Exact repetition is required: output every record in full.

----

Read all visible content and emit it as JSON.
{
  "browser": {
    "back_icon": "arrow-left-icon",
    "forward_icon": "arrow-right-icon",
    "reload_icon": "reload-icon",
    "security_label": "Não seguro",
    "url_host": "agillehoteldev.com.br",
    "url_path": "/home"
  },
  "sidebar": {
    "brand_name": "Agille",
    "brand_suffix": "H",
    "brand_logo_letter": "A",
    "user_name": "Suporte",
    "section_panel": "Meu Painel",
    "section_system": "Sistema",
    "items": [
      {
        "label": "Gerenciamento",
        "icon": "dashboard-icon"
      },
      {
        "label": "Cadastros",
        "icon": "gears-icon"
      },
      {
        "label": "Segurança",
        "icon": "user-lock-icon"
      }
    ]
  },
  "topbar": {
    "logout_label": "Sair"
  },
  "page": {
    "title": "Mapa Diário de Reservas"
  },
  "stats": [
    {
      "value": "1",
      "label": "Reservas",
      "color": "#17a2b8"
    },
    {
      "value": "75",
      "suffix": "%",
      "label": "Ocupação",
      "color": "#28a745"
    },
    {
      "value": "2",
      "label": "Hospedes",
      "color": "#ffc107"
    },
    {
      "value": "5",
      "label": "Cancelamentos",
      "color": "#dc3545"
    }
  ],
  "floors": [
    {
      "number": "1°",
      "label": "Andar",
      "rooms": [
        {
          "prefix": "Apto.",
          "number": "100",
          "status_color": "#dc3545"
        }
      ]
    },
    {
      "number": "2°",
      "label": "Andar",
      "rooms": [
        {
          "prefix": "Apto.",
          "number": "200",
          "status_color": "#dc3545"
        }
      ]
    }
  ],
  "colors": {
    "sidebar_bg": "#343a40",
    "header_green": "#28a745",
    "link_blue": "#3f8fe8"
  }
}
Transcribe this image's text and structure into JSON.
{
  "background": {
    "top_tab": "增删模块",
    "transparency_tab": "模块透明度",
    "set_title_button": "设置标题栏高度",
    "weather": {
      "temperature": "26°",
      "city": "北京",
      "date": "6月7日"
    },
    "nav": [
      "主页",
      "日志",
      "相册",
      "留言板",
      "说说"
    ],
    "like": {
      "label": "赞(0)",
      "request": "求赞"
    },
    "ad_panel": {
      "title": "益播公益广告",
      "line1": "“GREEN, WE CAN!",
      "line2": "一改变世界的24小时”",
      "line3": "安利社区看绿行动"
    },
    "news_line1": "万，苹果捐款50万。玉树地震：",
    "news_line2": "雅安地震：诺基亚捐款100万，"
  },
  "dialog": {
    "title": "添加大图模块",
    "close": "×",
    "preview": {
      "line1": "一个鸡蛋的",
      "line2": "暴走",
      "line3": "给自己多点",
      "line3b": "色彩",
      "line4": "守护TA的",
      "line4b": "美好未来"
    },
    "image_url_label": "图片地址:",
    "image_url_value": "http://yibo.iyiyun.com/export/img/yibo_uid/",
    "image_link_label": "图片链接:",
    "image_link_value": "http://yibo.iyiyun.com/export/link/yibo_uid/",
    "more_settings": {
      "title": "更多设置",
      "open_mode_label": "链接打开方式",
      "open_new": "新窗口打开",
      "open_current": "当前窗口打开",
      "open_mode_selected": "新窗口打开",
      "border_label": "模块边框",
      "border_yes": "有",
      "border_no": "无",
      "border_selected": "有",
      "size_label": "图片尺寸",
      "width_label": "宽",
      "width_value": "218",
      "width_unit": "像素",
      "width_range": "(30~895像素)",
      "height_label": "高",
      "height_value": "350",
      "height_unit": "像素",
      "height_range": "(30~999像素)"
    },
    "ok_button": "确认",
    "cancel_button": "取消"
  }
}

----

--- Full response ---
Read all visible content and emit it as JSON.
{
  "browser": {
    "back_icon": "arrow-left-icon",
    "forward_icon": "arrow-right-icon",
    "reload_icon": "reload-icon",
    "security_label": "Não seguro",
    "url_host": "agillehoteldev.com.br",
    "url_path": "/home"
  },
  "sidebar": {
    "brand_name": "Agille",
    "brand_suffix": "H",
    "brand_logo_letter": "A",
    "user_name": "Suporte",
    "section_panel": "Meu Painel",
    "section_system": "Sistema",
    "items": [
      {
        "label": "Gerenciamento",
        "icon": "dashboard-icon"
      },
      {
        "label": "Cadastros",
        "icon": "gears-icon"
      },
      {
        "label": "Segurança",
        "icon": "user-lock-icon"
      }
    ]
  },
  "topbar": {
    "logout_label": "Sair"
  },
  "page": {
    "title": "Mapa Diário de Reservas"
  },
  "stats": [
    {
      "value": "1",
      "label": "Reservas",
      "color": "#17a2b8"
    },
    {
      "value": "75",
      "suffix": "%",
      "label": "Ocupação",
      "color": "#28a745"
    },
    {
      "value": "2",
      "label": "Hospedes",
      "color": "#ffc107"
    },
    {
      "value": "5",
      "label": "Cancelamentos",
      "color": "#dc3545"
    }
  ],
  "floors": [
    {
      "number": "1°",
      "label": "Andar",
      "rooms": [
        {
          "prefix": "Apto.",
          "number": "100",
          "status_color": "#dc3545"
        }
      ]
    },
    {
      "number": "2°",
      "label": "Andar",
      "rooms": [
        {
          "prefix": "Apto.",
          "number": "200",
          "status_color": "#dc3545"
        }
      ]
    }
  ],
  "colors": {
    "sidebar_bg": "#343a40",
    "header_green": "#28a745",
    "link_blue": "#3f8fe8"
  }
}
Transcribe this image's text and structure into JSON.
{
  "background": {
    "top_tab": "增删模块",
    "transparency_tab": "模块透明度",
    "set_title_button": "设置标题栏高度",
    "weather": {
      "temperature": "26°",
      "city": "北京",
      "date": "6月7日"
    },
    "nav": [
      "主页",
      "日志",
      "相册",
      "留言板",
      "说说"
    ],
    "like": {
      "label": "赞(0)",
      "request": "求赞"
    },
    "ad_panel": {
      "title": "益播公益广告",
      "line1": "“GREEN, WE CAN!",
      "line2": "一改变世界的24小时”",
      "line3": "安利社区看绿行动"
    },
    "news_line1": "万，苹果捐款50万。玉树地震：",
    "news_line2": "雅安地震：诺基亚捐款100万，"
  },
  "dialog": {
    "title": "添加大图模块",
    "close": "×",
    "preview": {
      "line1": "一个鸡蛋的",
      "line2": "暴走",
      "line3": "给自己多点",
      "line3b": "色彩",
      "line4": "守护TA的",
      "line4b": "美好未来"
    },
    "image_url_label": "图片地址:",
    "image_url_value": "http://yibo.iyiyun.com/export/img/yibo_uid/",
    "image_link_label": "图片链接:",
    "image_link_value": "http://yibo.iyiyun.com/export/link/yibo_uid/",
    "more_settings": {
      "title": "更多设置",
      "open_mode_label": "链接打开方式",
      "open_new": "新窗口打开",
      "open_current": "当前窗口打开",
      "open_mode_selected": "新窗口打开",
      "border_label": "模块边框",
      "border_yes": "有",
      "border_no": "无",
      "border_selected": "有",
      "size_label": "图片尺寸",
      "width_label": "宽",
      "width_value": "218",
      "width_unit": "像素",
      "width_range": "(30~895像素)",
      "height_label": "高",
      "height_value": "350",
      "height_unit": "像素",
      "height_range": "(30~999像素)"
    },
    "ok_button": "确认",
    "cancel_button": "取消"
  }
}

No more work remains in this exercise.